++++ INPUT MATERIAL

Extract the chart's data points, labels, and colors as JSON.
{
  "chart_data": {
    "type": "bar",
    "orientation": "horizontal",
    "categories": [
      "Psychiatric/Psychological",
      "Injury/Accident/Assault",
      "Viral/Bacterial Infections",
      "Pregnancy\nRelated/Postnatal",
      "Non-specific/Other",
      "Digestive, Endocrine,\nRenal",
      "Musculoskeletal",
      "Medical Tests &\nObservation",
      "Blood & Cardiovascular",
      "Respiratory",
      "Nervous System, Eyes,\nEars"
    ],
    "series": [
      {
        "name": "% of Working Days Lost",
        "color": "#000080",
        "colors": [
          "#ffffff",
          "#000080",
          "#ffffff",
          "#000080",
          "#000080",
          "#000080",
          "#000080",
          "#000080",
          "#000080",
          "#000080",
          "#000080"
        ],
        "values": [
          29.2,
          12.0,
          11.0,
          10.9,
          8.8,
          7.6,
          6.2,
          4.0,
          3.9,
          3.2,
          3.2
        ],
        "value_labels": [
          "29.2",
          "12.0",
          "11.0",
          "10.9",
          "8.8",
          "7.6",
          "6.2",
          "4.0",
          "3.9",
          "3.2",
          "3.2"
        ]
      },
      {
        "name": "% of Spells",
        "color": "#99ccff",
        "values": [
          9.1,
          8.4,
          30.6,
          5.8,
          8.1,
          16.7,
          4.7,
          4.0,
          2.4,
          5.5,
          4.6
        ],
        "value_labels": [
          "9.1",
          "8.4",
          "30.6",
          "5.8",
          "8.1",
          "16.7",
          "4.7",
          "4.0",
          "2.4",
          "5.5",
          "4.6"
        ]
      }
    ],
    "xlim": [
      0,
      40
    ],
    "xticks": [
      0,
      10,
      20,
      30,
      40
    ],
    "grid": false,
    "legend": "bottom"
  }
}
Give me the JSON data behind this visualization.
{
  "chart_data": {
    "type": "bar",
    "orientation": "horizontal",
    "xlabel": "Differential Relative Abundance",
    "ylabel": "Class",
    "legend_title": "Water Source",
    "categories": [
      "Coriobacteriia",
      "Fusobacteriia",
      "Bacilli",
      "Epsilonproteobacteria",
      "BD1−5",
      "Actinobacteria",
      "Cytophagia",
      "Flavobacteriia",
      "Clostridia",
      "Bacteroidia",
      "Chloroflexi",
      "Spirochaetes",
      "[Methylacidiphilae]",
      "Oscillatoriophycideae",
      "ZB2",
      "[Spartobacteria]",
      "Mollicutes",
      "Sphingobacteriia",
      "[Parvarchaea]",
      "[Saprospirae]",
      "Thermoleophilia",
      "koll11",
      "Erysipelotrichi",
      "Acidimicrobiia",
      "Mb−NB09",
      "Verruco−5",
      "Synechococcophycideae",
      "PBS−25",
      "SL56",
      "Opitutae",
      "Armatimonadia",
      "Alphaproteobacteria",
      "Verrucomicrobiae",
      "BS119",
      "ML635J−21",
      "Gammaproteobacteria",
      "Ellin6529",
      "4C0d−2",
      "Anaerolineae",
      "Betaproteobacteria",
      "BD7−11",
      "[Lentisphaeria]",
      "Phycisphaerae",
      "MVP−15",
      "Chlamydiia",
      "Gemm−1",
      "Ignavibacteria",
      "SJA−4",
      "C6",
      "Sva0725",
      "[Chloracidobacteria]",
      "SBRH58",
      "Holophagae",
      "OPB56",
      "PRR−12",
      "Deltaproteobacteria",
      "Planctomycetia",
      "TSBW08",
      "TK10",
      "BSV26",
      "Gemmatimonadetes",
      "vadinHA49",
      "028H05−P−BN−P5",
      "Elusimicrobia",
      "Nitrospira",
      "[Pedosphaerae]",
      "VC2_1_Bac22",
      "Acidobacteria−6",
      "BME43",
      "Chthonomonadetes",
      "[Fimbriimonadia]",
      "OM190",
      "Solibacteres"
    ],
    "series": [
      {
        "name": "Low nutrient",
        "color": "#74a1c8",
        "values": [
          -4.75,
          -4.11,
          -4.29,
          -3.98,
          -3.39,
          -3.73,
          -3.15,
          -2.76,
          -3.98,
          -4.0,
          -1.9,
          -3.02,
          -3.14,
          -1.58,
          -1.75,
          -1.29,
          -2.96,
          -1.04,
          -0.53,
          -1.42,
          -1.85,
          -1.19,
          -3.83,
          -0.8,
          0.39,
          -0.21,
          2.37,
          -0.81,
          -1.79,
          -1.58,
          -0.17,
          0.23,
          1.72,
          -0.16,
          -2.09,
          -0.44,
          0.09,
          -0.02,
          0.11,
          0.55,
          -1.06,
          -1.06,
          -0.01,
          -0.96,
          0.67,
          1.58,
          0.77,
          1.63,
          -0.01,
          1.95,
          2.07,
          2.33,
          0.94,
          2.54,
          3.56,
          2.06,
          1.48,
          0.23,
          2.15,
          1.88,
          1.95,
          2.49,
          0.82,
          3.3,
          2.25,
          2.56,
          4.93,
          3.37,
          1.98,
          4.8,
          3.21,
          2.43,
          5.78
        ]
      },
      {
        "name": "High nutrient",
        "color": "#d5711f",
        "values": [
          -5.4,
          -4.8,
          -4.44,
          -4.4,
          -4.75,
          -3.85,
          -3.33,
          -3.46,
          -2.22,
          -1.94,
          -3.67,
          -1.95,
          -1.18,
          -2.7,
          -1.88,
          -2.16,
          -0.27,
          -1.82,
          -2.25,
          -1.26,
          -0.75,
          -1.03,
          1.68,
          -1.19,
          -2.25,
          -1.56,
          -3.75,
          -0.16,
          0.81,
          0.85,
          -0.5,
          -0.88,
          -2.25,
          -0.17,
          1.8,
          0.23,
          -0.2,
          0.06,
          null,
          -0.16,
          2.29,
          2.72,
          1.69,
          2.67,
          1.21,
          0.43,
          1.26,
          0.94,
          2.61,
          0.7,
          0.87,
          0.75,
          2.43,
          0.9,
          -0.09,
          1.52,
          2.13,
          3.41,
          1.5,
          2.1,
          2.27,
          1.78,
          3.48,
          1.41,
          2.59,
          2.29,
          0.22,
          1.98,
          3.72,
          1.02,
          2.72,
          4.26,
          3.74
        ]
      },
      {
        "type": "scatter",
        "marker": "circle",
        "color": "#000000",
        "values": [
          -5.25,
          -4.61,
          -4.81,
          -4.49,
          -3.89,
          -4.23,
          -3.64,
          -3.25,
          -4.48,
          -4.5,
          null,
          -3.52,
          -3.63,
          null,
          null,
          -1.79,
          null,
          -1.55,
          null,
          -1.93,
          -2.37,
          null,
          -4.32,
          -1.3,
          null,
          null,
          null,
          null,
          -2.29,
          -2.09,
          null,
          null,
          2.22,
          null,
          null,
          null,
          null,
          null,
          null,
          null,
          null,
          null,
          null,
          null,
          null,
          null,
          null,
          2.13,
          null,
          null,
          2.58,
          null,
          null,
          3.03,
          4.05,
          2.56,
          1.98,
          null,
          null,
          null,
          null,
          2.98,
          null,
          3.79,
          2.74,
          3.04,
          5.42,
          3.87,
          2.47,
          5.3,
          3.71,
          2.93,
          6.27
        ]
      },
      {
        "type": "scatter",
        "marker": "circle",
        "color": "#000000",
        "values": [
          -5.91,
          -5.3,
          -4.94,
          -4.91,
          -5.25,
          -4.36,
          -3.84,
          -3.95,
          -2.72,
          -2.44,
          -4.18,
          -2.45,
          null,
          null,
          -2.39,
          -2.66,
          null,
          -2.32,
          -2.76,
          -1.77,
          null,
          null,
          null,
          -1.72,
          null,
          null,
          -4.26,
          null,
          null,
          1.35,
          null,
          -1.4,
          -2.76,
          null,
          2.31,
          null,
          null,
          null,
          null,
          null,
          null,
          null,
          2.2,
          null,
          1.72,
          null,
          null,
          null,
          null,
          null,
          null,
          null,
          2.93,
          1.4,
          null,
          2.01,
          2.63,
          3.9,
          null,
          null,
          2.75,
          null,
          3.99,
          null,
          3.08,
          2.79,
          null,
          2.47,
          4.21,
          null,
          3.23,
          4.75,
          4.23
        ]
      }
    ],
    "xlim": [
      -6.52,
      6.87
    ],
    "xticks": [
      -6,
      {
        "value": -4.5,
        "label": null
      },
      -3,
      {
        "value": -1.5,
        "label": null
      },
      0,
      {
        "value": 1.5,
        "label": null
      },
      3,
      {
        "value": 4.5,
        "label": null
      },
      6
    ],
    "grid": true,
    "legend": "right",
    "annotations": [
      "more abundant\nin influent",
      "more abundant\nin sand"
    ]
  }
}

++++++++

YOUR INSTRUCTIONS: The required output is every line above that contains the string "more".

ANSWER TO THIS EXERCISE:
      "more abundant\nin influent",
      "more abundant\nin sand"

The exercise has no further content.